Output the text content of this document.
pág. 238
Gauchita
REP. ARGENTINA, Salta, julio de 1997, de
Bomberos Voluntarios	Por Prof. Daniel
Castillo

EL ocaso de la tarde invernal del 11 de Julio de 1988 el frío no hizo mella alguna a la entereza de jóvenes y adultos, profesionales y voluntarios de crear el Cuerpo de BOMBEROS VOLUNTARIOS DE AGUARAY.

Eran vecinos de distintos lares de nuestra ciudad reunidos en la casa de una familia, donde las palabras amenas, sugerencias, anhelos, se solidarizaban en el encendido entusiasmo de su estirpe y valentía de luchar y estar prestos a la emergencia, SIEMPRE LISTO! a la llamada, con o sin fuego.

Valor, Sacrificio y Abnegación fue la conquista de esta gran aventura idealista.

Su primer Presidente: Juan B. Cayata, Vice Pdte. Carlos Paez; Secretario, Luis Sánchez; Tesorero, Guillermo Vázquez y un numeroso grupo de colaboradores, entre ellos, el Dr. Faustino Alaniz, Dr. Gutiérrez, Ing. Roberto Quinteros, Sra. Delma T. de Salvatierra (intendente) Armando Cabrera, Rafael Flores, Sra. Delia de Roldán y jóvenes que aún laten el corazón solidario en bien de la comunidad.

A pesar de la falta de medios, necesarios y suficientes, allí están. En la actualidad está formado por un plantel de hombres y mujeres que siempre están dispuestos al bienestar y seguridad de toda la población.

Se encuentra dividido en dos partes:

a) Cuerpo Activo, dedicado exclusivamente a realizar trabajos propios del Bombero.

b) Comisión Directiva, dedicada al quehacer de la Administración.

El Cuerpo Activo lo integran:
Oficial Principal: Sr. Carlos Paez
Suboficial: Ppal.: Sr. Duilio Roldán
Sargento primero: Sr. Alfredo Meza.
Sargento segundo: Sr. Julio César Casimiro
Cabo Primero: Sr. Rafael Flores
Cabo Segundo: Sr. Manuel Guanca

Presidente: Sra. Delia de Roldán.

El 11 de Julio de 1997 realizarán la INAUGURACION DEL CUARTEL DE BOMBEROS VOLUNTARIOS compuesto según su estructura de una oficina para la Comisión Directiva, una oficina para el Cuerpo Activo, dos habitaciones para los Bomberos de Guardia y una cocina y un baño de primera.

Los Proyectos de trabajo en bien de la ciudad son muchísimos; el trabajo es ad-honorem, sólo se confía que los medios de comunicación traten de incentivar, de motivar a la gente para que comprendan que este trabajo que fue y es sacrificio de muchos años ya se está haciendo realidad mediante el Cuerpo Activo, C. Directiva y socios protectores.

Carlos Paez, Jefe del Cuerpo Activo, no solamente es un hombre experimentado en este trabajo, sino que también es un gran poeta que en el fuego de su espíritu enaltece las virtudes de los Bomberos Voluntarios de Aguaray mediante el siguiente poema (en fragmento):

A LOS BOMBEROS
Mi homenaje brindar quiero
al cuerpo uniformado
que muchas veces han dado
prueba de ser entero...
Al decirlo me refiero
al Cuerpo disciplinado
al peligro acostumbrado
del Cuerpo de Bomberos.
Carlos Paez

**PROBLEM TO WORK ON:** Please reproduce each line exactly as written.

**RESULT BELOW:**
Output the text content of this document.
pág. 238
Gauchita
REP. ARGENTINA, Salta, julio de 1997, de
Bomberos Voluntarios	Por Prof. Daniel
Castillo

EL ocaso de la tarde invernal del 11 de Julio de 1988 el frío no hizo mella alguna a la entereza de jóvenes y adultos, profesionales y voluntarios de crear el Cuerpo de BOMBEROS VOLUNTARIOS DE AGUARAY.

Eran vecinos de distintos lares de nuestra ciudad reunidos en la casa de una familia, donde las palabras amenas, sugerencias, anhelos, se solidarizaban en el encendido entusiasmo de su estirpe y valentía de luchar y estar prestos a la emergencia, SIEMPRE LISTO! a la llamada, con o sin fuego.

Valor, Sacrificio y Abnegación fue la conquista de esta gran aventura idealista.

Su primer Presidente: Juan B. Cayata, Vice Pdte. Carlos Paez; Secretario, Luis Sánchez; Tesorero, Guillermo Vázquez y un numeroso grupo de colaboradores, entre ellos, el Dr. Faustino Alaniz, Dr. Gutiérrez, Ing. Roberto Quinteros, Sra. Delma T. de Salvatierra (intendente) Armando Cabrera, Rafael Flores, Sra. Delia de Roldán y jóvenes que aún laten el corazón solidario en bien de la comunidad.

A pesar de la falta de medios, necesarios y suficientes, allí están. En la actualidad está formado por un plantel de hombres y mujeres que siempre están dispuestos al bienestar y seguridad de toda la población.

Se encuentra dividido en dos partes:

a) Cuerpo Activo, dedicado exclusivamente a realizar trabajos propios del Bombero.

b) Comisión Directiva, dedicada al quehacer de la Administración.

El Cuerpo Activo lo integran:
Oficial Principal: Sr. Carlos Paez
Suboficial: Ppal.: Sr. Duilio Roldán
Sargento primero: Sr. Alfredo Meza.
Sargento segundo: Sr. Julio César Casimiro
Cabo Primero: Sr. Rafael Flores
Cabo Segundo: Sr. Manuel Guanca

Presidente: Sra. Delia de Roldán.

El 11 de Julio de 1997 realizarán la INAUGURACION DEL CUARTEL DE BOMBEROS VOLUNTARIOS compuesto según su estructura de una oficina para la Comisión Directiva, una oficina para el Cuerpo Activo, dos habitaciones para los Bomberos de Guardia y una cocina y un baño de primera.

Los Proyectos de trabajo en bien de la ciudad son muchísimos; el trabajo es ad-honorem, sólo se confía que los medios de comunicación traten de incentivar, de motivar a la gente para que comprendan que este trabajo que fue y es sacrificio de muchos años ya se está haciendo realidad mediante el Cuerpo Activo, C. Directiva y socios protectores.

Carlos Paez, Jefe del Cuerpo Activo, no solamente es un hombre experimentado en este trabajo, sino que también es un gran poeta que en el fuego de su espíritu enaltece las virtudes de los Bomberos Voluntarios de Aguaray mediante el siguiente poema (en fragmento):

A LOS BOMBEROS
Mi homenaje brindar quiero
al cuerpo uniformado
que muchas veces han dado
prueba de ser entero...
Al decirlo me refiero
al Cuerpo disciplinado
al peligro acostumbrado
del Cuerpo de Bomberos.
Carlos Paez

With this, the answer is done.